Required work:
Leave the pictures out and print every record below exactly as it stands.

____________

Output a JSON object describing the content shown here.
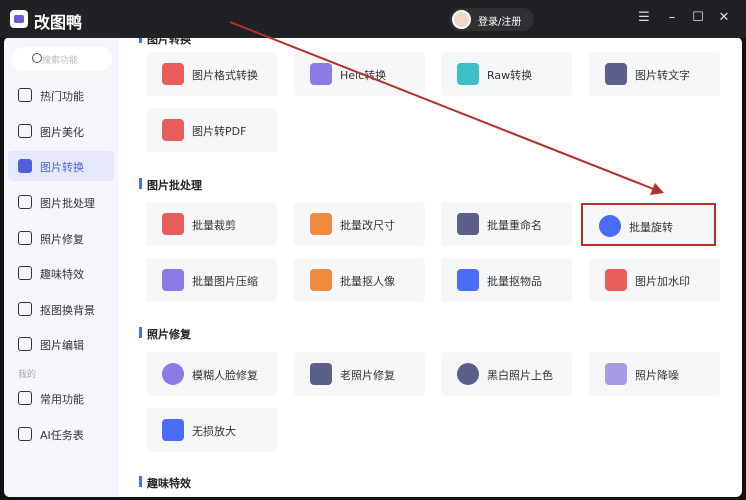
{
  "app": {
    "name": "改图鸭",
    "login": "登录/注册"
  },
  "sidebar": {
    "search_placeholder": "搜索功能",
    "items": [
      "热门功能",
      "图片美化",
      "图片转换",
      "图片批处理",
      "照片修复",
      "趣味特效",
      "抠图换背景",
      "图片编辑"
    ],
    "mine_label": "我的",
    "mine_items": [
      "常用功能",
      "AI任务表"
    ]
  },
  "sections": [
    {
      "title": "图片转换",
      "cards": [
        "图片格式转换",
        "Heic转换",
        "Raw转换",
        "图片转文字",
        "图片转PDF"
      ]
    },
    {
      "title": "图片批处理",
      "cards": [
        "批量裁剪",
        "批量改尺寸",
        "批量重命名",
        "批量旋转",
        "批量图片压缩",
        "批量抠人像",
        "批量抠物品",
        "图片加水印"
      ]
    },
    {
      "title": "照片修复",
      "cards": [
        "模糊人脸修复",
        "老照片修复",
        "黑白照片上色",
        "照片降噪",
        "无损放大"
      ]
    },
    {
      "title": "趣味特效",
      "cards": []
    }
  ],
  "colors": {
    "accent": "#5560d8",
    "annotation": "#b5302a"
  }
}
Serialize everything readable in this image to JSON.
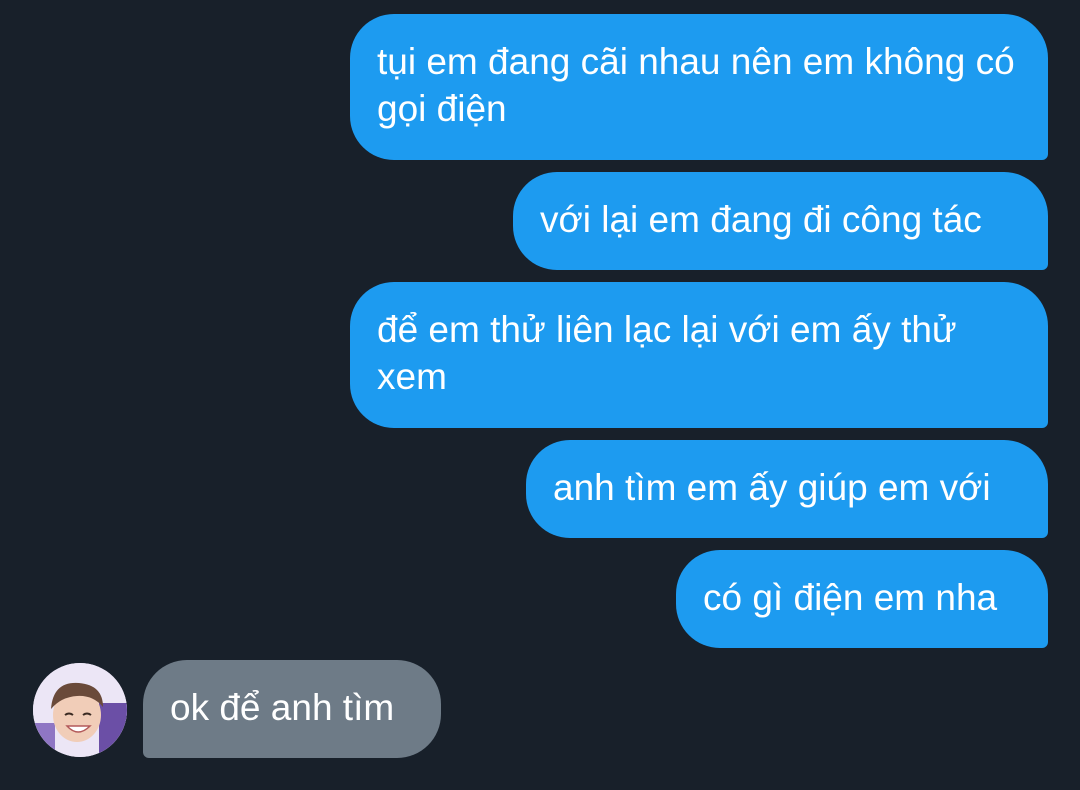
{
  "messages": [
    {
      "from": "me",
      "text": "tụi em đang cãi nhau nên em không có gọi điện"
    },
    {
      "from": "me",
      "text": "với lại em đang đi công tác"
    },
    {
      "from": "me",
      "text": "để em thử liên lạc lại với em ấy thử xem"
    },
    {
      "from": "me",
      "text": "anh tìm em ấy giúp em với"
    },
    {
      "from": "me",
      "text": "có gì điện em nha"
    },
    {
      "from": "other",
      "text": "ok để anh tìm"
    }
  ],
  "colors": {
    "background": "#18202a",
    "sent_bubble": "#1d9bf0",
    "received_bubble": "#6e7b87",
    "text": "#ffffff"
  },
  "avatar": {
    "icon": "profile-photo-icon"
  }
}
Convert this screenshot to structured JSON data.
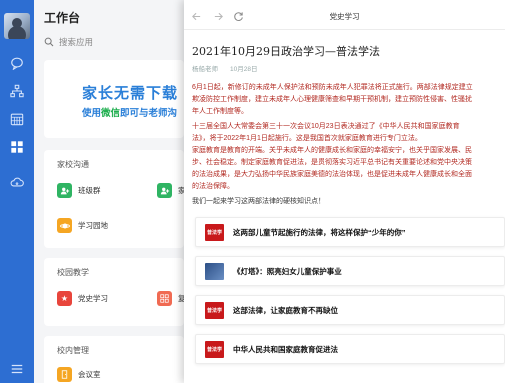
{
  "workbench": {
    "title": "工作台",
    "search_placeholder": "搜索应用",
    "banner_line1": "家长无需下载",
    "banner_line2a": "使用",
    "banner_line2b": "微信",
    "banner_line2c": "即可与老师沟"
  },
  "sections": {
    "home_school": {
      "header": "家校沟通",
      "apps": [
        "班级群",
        "家",
        "学习园地"
      ]
    },
    "campus": {
      "header": "校园教学",
      "apps": [
        "党史学习",
        "复"
      ]
    },
    "school_mgmt": {
      "header": "校内管理",
      "apps": [
        "会议室"
      ]
    }
  },
  "article": {
    "window_title": "党史学习",
    "title": "2021年10月29日政治学习—普法学法",
    "author": "杨船老师",
    "date": "10月28日",
    "para1": [
      "6月1日起，新修订的未成年人保护法和预防未成年人犯罪法将正式施行。两部法律规定建立",
      "欺凌防控工作制度，建立未成年人心理健康筛查和早期干预机制，建立预防性侵害、性骚扰",
      "年人工作制度等。"
    ],
    "para2": [
      "十三届全国人大常委会第三十一次会议10月23日表决通过了《中华人民共和国家庭教育",
      "法》，将于2022年1月1日起施行。这是我国首次就家庭教育进行专门立法。",
      "家庭教育是教育的开端。关乎未成年人的健康成长和家庭的幸福安宁，也关乎国家发展、民",
      "步、社会稳定。制定家庭教育促进法，是贯彻落实习近平总书记有关重要论述和党中央决策",
      "的法治成果，是大力弘扬中华民族家庭美德的法治体现，也是促进未成年人健康成长和全面",
      "的法治保障。"
    ],
    "para3": "我们一起来学习这两部法律的硬核知识点！",
    "links": [
      {
        "title": "这两部儿童节起施行的法律，将这样保护“少年的你”",
        "thumb": "普法学"
      },
      {
        "title": "《灯塔》：照亮妇女儿童保护事业",
        "thumb": ""
      },
      {
        "title": "这部法律，让家庭教育不再缺位",
        "thumb": "普法学"
      },
      {
        "title": "中华人民共和国家庭教育促进法",
        "thumb": "普法学"
      }
    ]
  },
  "colors": {
    "rail": "#2d6ed2",
    "accent_text": "#b22a22",
    "banner_blue": "#2a7fd8",
    "wechat_green": "#1fae4f"
  }
}
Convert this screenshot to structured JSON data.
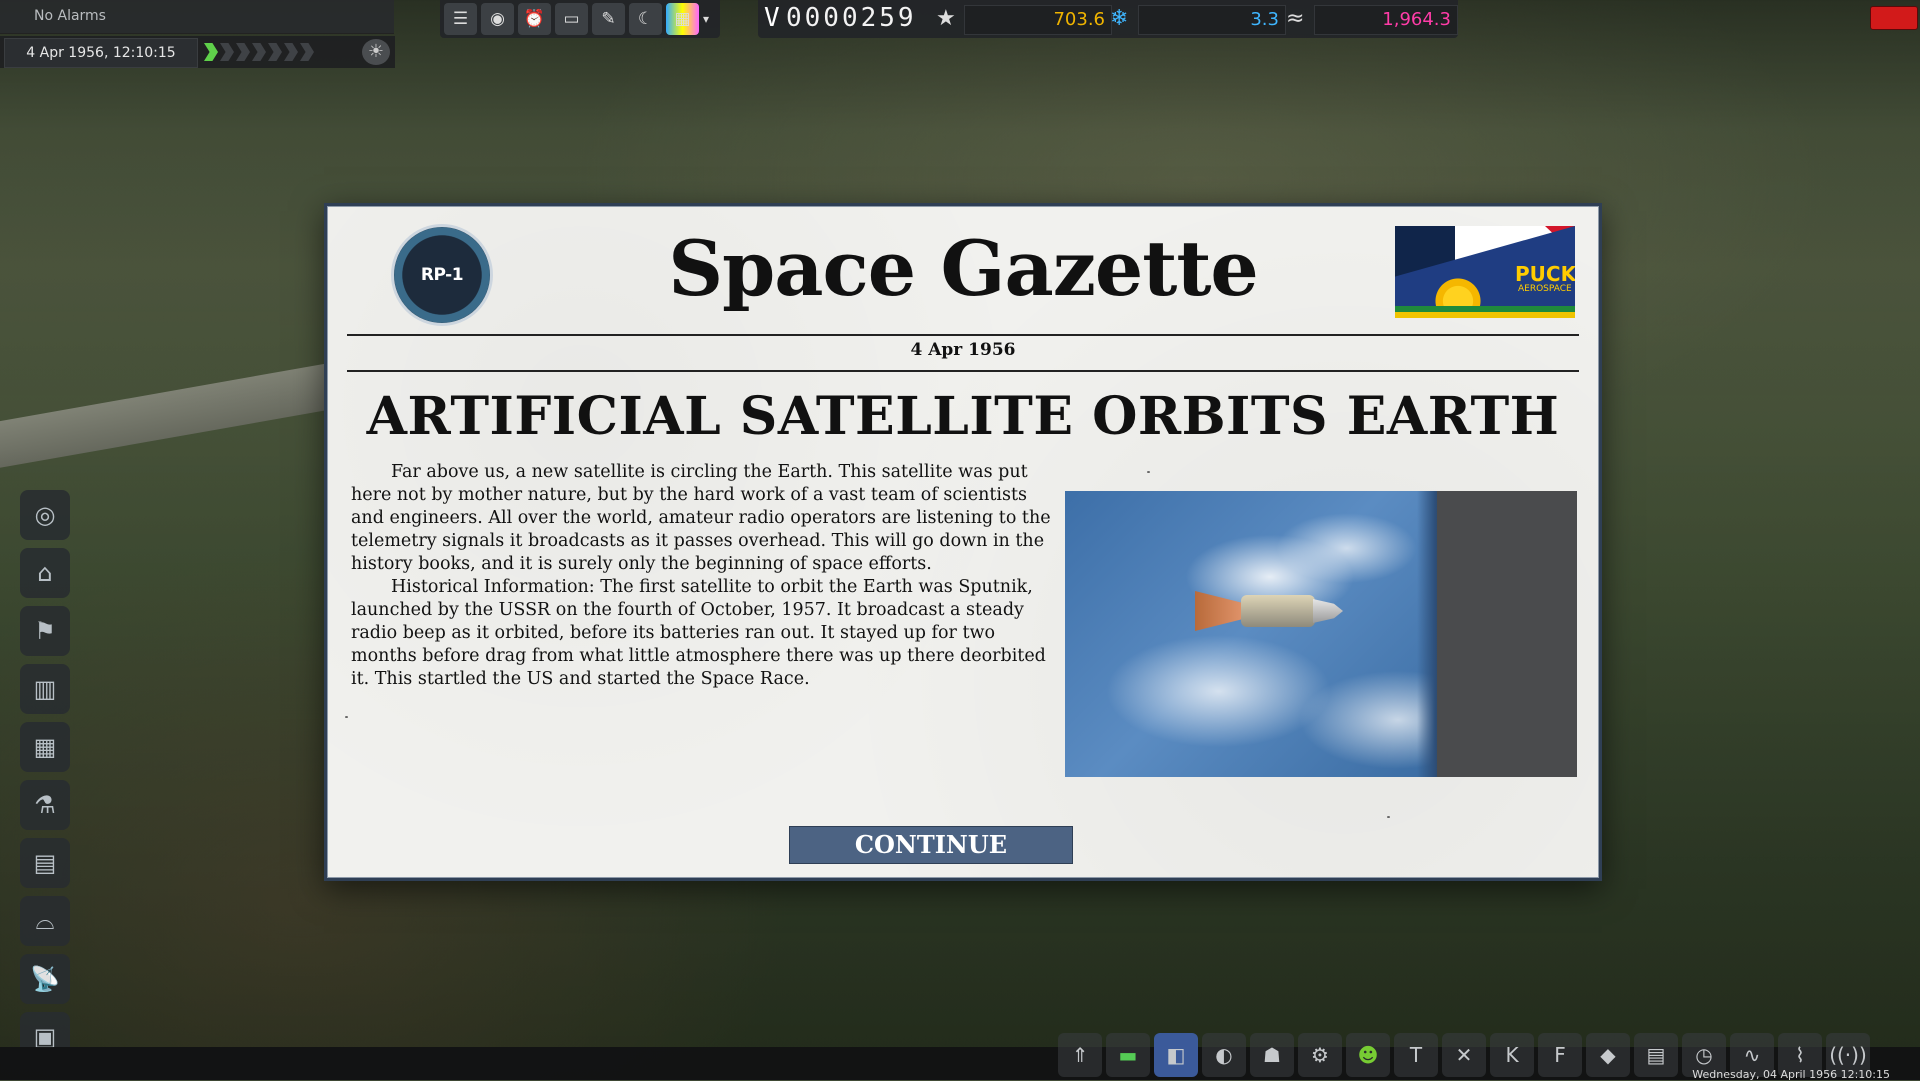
{
  "alarm": {
    "text": "No Alarms"
  },
  "clock": {
    "datetime": "4 Apr 1956, 12:10:15"
  },
  "toolbar": {
    "icons": [
      "clipboard-icon",
      "globe-icon",
      "alarm-clock-icon",
      "camera-icon",
      "pen-icon",
      "moon-icon",
      "palette-icon"
    ],
    "dropdown_glyph": "▾"
  },
  "funds": {
    "symbol": "V",
    "value": "0000259"
  },
  "resources": {
    "reputation": {
      "value": "703.6",
      "color": "#f0b400",
      "icon": "star-icon"
    },
    "science": {
      "value": "3.3",
      "color": "#3fb6ff",
      "icon": "snowflake-icon"
    },
    "confidence": {
      "value": "1,964.3",
      "color": "#ff3ca8",
      "icon": "wave-icon"
    }
  },
  "sidebar": {
    "items": [
      "astronaut-complex-icon",
      "mission-control-icon",
      "tracking-station-icon",
      "vehicle-assembly-icon",
      "spaceplane-hangar-icon",
      "research-icon",
      "launchpad-icon",
      "runway-icon",
      "antenna-icon",
      "admin-icon"
    ]
  },
  "newspaper": {
    "title": "Space Gazette",
    "date": "4 Apr 1956",
    "headline": "ARTIFICIAL SATELLITE ORBITS EARTH",
    "paragraph1": "Far above us, a new satellite is circling the Earth. This satellite was put here not by mother nature, but by the hard work of a vast team of scientists and engineers. All over the world, amateur radio operators are listening to the telemetry signals it broadcasts as it passes overhead. This will go down in the history books, and it is surely only the beginning of space efforts.",
    "paragraph2": "Historical Information: The first satellite to orbit the Earth was Sputnik, launched by the USSR on the fourth of October, 1957. It broadcast a steady radio beep as it orbited, before its batteries ran out. It stayed up for two months before drag from what little atmosphere there was up there deorbited it. This startled the US and started the Space Race.",
    "continue_label": "CONTINUE",
    "left_logo_text": "RP-1",
    "right_logo_text": "PUCK",
    "right_logo_sub": "AEROSPACE"
  },
  "bottom": {
    "icons": [
      "rocket-icon",
      "stack-icon",
      "map-icon",
      "navball-icon",
      "robot-icon",
      "gear-icon",
      "kerbal-icon",
      "tweakscale-icon",
      "wrench-icon",
      "kac-icon",
      "far-icon",
      "diamond-icon",
      "book-icon",
      "timer-icon",
      "graph-icon",
      "signal-icon",
      "antenna-icon"
    ],
    "datetime": "Wednesday, 04 April 1956 12:10:15"
  }
}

____________

Solution to the problem:
Output a JSON object describing the content shown here.
{
  "app": {
    "name": "改图鸭",
    "login": "登录/注册"
  },
  "sidebar": {
    "search_placeholder": "搜索功能",
    "items": [
      "热门功能",
      "图片美化",
      "图片转换",
      "图片批处理",
      "照片修复",
      "趣味特效",
      "抠图换背景",
      "图片编辑"
    ],
    "mine_label": "我的",
    "mine_items": [
      "常用功能",
      "AI任务表"
    ]
  },
  "sections": [
    {
      "title": "图片转换",
      "cards": [
        "图片格式转换",
        "Heic转换",
        "Raw转换",
        "图片转文字",
        "图片转PDF"
      ]
    },
    {
      "title": "图片批处理",
      "cards": [
        "批量裁剪",
        "批量改尺寸",
        "批量重命名",
        "批量旋转",
        "批量图片压缩",
        "批量抠人像",
        "批量抠物品",
        "图片加水印"
      ]
    },
    {
      "title": "照片修复",
      "cards": [
        "模糊人脸修复",
        "老照片修复",
        "黑白照片上色",
        "照片降噪",
        "无损放大"
      ]
    },
    {
      "title": "趣味特效",
      "cards": []
    }
  ],
  "colors": {
    "accent": "#5560d8",
    "annotation": "#b5302a"
  }
}
Serialize everything readable in this image to JSON.
{
  "messages": [
    {
      "from": "me",
      "text": "tụi em đang cãi nhau nên em không có gọi điện"
    },
    {
      "from": "me",
      "text": "với lại em đang đi công tác"
    },
    {
      "from": "me",
      "text": "để em thử liên lạc lại với em ấy thử xem"
    },
    {
      "from": "me",
      "text": "anh tìm em ấy giúp em với"
    },
    {
      "from": "me",
      "text": "có gì điện em nha"
    },
    {
      "from": "other",
      "text": "ok để anh tìm"
    }
  ],
  "colors": {
    "background": "#18202a",
    "sent_bubble": "#1d9bf0",
    "received_bubble": "#6e7b87",
    "text": "#ffffff"
  },
  "avatar": {
    "icon": "profile-photo-icon"
  }
}
Convert this screenshot to structured JSON data.
{
  "workbench": {
    "title": "工作台",
    "search_placeholder": "搜索应用",
    "banner_line1": "家长无需下载",
    "banner_line2a": "使用",
    "banner_line2b": "微信",
    "banner_line2c": "即可与老师沟"
  },
  "sections": {
    "home_school": {
      "header": "家校沟通",
      "apps": [
        "班级群",
        "家",
        "学习园地"
      ]
    },
    "campus": {
      "header": "校园教学",
      "apps": [
        "党史学习",
        "复"
      ]
    },
    "school_mgmt": {
      "header": "校内管理",
      "apps": [
        "会议室"
      ]
    }
  },
  "article": {
    "window_title": "党史学习",
    "title": "2021年10月29日政治学习—普法学法",
    "author": "杨船老师",
    "date": "10月28日",
    "para1": [
      "6月1日起，新修订的未成年人保护法和预防未成年人犯罪法将正式施行。两部法律规定建立",
      "欺凌防控工作制度，建立未成年人心理健康筛查和早期干预机制，建立预防性侵害、性骚扰",
      "年人工作制度等。"
    ],
    "para2": [
      "十三届全国人大常委会第三十一次会议10月23日表决通过了《中华人民共和国家庭教育",
      "法》，将于2022年1月1日起施行。这是我国首次就家庭教育进行专门立法。",
      "家庭教育是教育的开端。关乎未成年人的健康成长和家庭的幸福安宁，也关乎国家发展、民",
      "步、社会稳定。制定家庭教育促进法，是贯彻落实习近平总书记有关重要论述和党中央决策",
      "的法治成果，是大力弘扬中华民族家庭美德的法治体现，也是促进未成年人健康成长和全面",
      "的法治保障。"
    ],
    "para3": "我们一起来学习这两部法律的硬核知识点！",
    "links": [
      {
        "title": "这两部儿童节起施行的法律，将这样保护“少年的你”",
        "thumb": "普法学"
      },
      {
        "title": "《灯塔》：照亮妇女儿童保护事业",
        "thumb": ""
      },
      {
        "title": "这部法律，让家庭教育不再缺位",
        "thumb": "普法学"
      },
      {
        "title": "中华人民共和国家庭教育促进法",
        "thumb": "普法学"
      }
    ]
  },
  "colors": {
    "rail": "#2d6ed2",
    "accent_text": "#b22a22",
    "banner_blue": "#2a7fd8",
    "wechat_green": "#1fae4f"
  }
}
Convert this screenshot to structured JSON data.
{
  "alarm": {
    "text": "No Alarms"
  },
  "clock": {
    "datetime": "4 Apr 1956, 12:10:15"
  },
  "toolbar": {
    "icons": [
      "clipboard-icon",
      "globe-icon",
      "alarm-clock-icon",
      "camera-icon",
      "pen-icon",
      "moon-icon",
      "palette-icon"
    ],
    "dropdown_glyph": "▾"
  },
  "funds": {
    "symbol": "V",
    "value": "0000259"
  },
  "resources": {
    "reputation": {
      "value": "703.6",
      "color": "#f0b400",
      "icon": "star-icon"
    },
    "science": {
      "value": "3.3",
      "color": "#3fb6ff",
      "icon": "snowflake-icon"
    },
    "confidence": {
      "value": "1,964.3",
      "color": "#ff3ca8",
      "icon": "wave-icon"
    }
  },
  "sidebar": {
    "items": [
      "astronaut-complex-icon",
      "mission-control-icon",
      "tracking-station-icon",
      "vehicle-assembly-icon",
      "spaceplane-hangar-icon",
      "research-icon",
      "launchpad-icon",
      "runway-icon",
      "antenna-icon",
      "admin-icon"
    ]
  },
  "newspaper": {
    "title": "Space Gazette",
    "date": "4 Apr 1956",
    "headline": "ARTIFICIAL SATELLITE ORBITS EARTH",
    "paragraph1": "Far above us, a new satellite is circling the Earth. This satellite was put here not by mother nature, but by the hard work of a vast team of scientists and engineers. All over the world, amateur radio operators are listening to the telemetry signals it broadcasts as it passes overhead. This will go down in the history books, and it is surely only the beginning of space efforts.",
    "paragraph2": "Historical Information: The first satellite to orbit the Earth was Sputnik, launched by the USSR on the fourth of October, 1957. It broadcast a steady radio beep as it orbited, before its batteries ran out. It stayed up for two months before drag from what little atmosphere there was up there deorbited it. This startled the US and started the Space Race.",
    "continue_label": "CONTINUE",
    "left_logo_text": "RP-1",
    "right_logo_text": "PUCK",
    "right_logo_sub": "AEROSPACE"
  },
  "bottom": {
    "icons": [
      "rocket-icon",
      "stack-icon",
      "map-icon",
      "navball-icon",
      "robot-icon",
      "gear-icon",
      "kerbal-icon",
      "tweakscale-icon",
      "wrench-icon",
      "kac-icon",
      "far-icon",
      "diamond-icon",
      "book-icon",
      "timer-icon",
      "graph-icon",
      "signal-icon",
      "antenna-icon"
    ],
    "datetime": "Wednesday, 04 April 1956 12:10:15"
  }
}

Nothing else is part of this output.